Stated task: Provide an exact transcription of all the records.

Dataset records:
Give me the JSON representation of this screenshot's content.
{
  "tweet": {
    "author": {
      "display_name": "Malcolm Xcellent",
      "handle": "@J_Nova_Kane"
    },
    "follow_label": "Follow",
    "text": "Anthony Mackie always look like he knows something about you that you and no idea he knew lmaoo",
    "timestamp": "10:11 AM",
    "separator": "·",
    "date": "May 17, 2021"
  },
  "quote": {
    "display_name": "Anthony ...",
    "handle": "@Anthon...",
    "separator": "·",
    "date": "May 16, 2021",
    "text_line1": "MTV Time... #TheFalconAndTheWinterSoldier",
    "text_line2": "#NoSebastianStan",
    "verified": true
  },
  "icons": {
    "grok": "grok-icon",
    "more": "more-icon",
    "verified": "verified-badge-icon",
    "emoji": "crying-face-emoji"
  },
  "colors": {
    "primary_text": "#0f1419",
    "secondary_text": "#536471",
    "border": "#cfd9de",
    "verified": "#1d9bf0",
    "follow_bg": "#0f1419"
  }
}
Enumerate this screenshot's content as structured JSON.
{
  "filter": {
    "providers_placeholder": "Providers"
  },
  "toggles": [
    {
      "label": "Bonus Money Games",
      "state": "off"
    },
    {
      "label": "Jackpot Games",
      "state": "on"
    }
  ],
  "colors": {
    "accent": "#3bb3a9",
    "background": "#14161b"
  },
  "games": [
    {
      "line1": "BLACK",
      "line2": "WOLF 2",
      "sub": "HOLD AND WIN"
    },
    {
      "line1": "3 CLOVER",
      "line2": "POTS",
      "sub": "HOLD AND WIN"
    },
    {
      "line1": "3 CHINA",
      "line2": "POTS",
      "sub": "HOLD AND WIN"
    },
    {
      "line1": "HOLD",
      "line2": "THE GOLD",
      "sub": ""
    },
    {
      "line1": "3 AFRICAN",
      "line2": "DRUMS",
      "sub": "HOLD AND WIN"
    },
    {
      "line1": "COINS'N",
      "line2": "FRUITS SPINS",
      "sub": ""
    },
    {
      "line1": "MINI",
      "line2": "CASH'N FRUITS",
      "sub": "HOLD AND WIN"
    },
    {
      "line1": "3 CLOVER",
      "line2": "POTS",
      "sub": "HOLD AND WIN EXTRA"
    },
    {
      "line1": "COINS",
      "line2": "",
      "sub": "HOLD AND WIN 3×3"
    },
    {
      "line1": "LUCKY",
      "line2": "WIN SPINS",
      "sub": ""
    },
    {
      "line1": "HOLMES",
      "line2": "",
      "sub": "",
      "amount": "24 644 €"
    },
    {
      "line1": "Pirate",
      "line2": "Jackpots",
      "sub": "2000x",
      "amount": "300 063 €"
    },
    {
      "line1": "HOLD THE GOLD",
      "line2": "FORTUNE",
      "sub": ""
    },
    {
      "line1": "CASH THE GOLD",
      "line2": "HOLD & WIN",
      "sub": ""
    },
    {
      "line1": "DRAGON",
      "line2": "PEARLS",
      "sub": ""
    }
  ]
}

Answer to this exercise:
Give me the JSON representation of this screenshot's content.
{
  "tweet": {
    "author": {
      "display_name": "Malcolm Xcellent",
      "handle": "@J_Nova_Kane"
    },
    "follow_label": "Follow",
    "text": "Anthony Mackie always look like he knows something about you that you and no idea he knew lmaoo",
    "timestamp": "10:11 AM",
    "separator": "·",
    "date": "May 17, 2021"
  },
  "quote": {
    "display_name": "Anthony ...",
    "handle": "@Anthon...",
    "separator": "·",
    "date": "May 16, 2021",
    "text_line1": "MTV Time... #TheFalconAndTheWinterSoldier",
    "text_line2": "#NoSebastianStan",
    "verified": true
  },
  "icons": {
    "grok": "grok-icon",
    "more": "more-icon",
    "verified": "verified-badge-icon",
    "emoji": "crying-face-emoji"
  },
  "colors": {
    "primary_text": "#0f1419",
    "secondary_text": "#536471",
    "border": "#cfd9de",
    "verified": "#1d9bf0",
    "follow_bg": "#0f1419"
  }
}
Enumerate this screenshot's content as structured JSON.
{
  "filter": {
    "providers_placeholder": "Providers"
  },
  "toggles": [
    {
      "label": "Bonus Money Games",
      "state": "off"
    },
    {
      "label": "Jackpot Games",
      "state": "on"
    }
  ],
  "colors": {
    "accent": "#3bb3a9",
    "background": "#14161b"
  },
  "games": [
    {
      "line1": "BLACK",
      "line2": "WOLF 2",
      "sub": "HOLD AND WIN"
    },
    {
      "line1": "3 CLOVER",
      "line2": "POTS",
      "sub": "HOLD AND WIN"
    },
    {
      "line1": "3 CHINA",
      "line2": "POTS",
      "sub": "HOLD AND WIN"
    },
    {
      "line1": "HOLD",
      "line2": "THE GOLD",
      "sub": ""
    },
    {
      "line1": "3 AFRICAN",
      "line2": "DRUMS",
      "sub": "HOLD AND WIN"
    },
    {
      "line1": "COINS'N",
      "line2": "FRUITS SPINS",
      "sub": ""
    },
    {
      "line1": "MINI",
      "line2": "CASH'N FRUITS",
      "sub": "HOLD AND WIN"
    },
    {
      "line1": "3 CLOVER",
      "line2": "POTS",
      "sub": "HOLD AND WIN EXTRA"
    },
    {
      "line1": "COINS",
      "line2": "",
      "sub": "HOLD AND WIN 3×3"
    },
    {
      "line1": "LUCKY",
      "line2": "WIN SPINS",
      "sub": ""
    },
    {
      "line1": "HOLMES",
      "line2": "",
      "sub": "",
      "amount": "24 644 €"
    },
    {
      "line1": "Pirate",
      "line2": "Jackpots",
      "sub": "2000x",
      "amount": "300 063 €"
    },
    {
      "line1": "HOLD THE GOLD",
      "line2": "FORTUNE",
      "sub": ""
    },
    {
      "line1": "CASH THE GOLD",
      "line2": "HOLD & WIN",
      "sub": ""
    },
    {
      "line1": "DRAGON",
      "line2": "PEARLS",
      "sub": ""
    }
  ]
}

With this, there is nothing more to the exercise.